TASK TO COMPLETE
Return the material below line for line without changing anything, but leave out the pictures.

EXERCISE INPUTS
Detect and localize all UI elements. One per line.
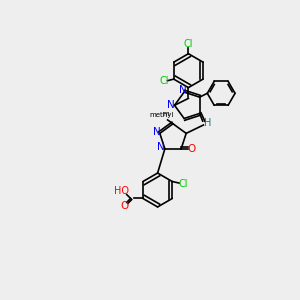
Text: N: N [157,142,165,152]
Text: H: H [204,118,211,128]
Text: HO: HO [114,186,129,196]
Text: Cl: Cl [178,179,188,189]
Text: methyl: methyl [149,112,174,118]
Text: N: N [179,85,187,95]
Text: Cl: Cl [160,76,169,86]
Text: N: N [153,127,160,137]
Text: N: N [167,100,175,110]
Text: O: O [120,201,129,211]
Text: m: m [162,111,169,117]
Text: O: O [188,144,196,154]
Text: Cl: Cl [184,40,193,50]
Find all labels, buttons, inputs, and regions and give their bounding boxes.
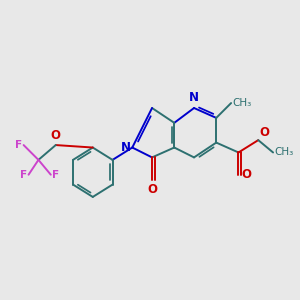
Text: O: O: [241, 168, 251, 181]
Text: O: O: [147, 183, 157, 196]
Text: N: N: [121, 141, 131, 154]
Text: O: O: [260, 126, 269, 139]
Text: CH₃: CH₃: [232, 98, 252, 108]
Text: O: O: [51, 129, 61, 142]
Text: N: N: [189, 91, 199, 103]
Text: CH₃: CH₃: [274, 148, 294, 158]
Text: F: F: [15, 140, 22, 150]
Text: F: F: [52, 170, 59, 180]
Text: F: F: [20, 170, 27, 180]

PROBLEM SOLUTION
Detect and localize all UI elements. One per line.
Text: N: N [157,142,165,152]
Text: H: H [204,118,211,128]
Text: HO: HO [114,186,129,196]
Text: Cl: Cl [178,179,188,189]
Text: methyl: methyl [149,112,174,118]
Text: N: N [179,85,187,95]
Text: Cl: Cl [160,76,169,86]
Text: N: N [153,127,160,137]
Text: N: N [167,100,175,110]
Text: O: O [120,201,129,211]
Text: m: m [162,111,169,117]
Text: O: O [188,144,196,154]
Text: Cl: Cl [184,40,193,50]
Find all labels, buttons, inputs, and regions and give their bounding boxes.
Text: O: O: [241, 168, 251, 181]
Text: O: O: [147, 183, 157, 196]
Text: N: N: [121, 141, 131, 154]
Text: O: O: [260, 126, 269, 139]
Text: CH₃: CH₃: [232, 98, 252, 108]
Text: O: O: [51, 129, 61, 142]
Text: N: N: [189, 91, 199, 103]
Text: CH₃: CH₃: [274, 148, 294, 158]
Text: F: F: [15, 140, 22, 150]
Text: F: F: [52, 170, 59, 180]
Text: F: F: [20, 170, 27, 180]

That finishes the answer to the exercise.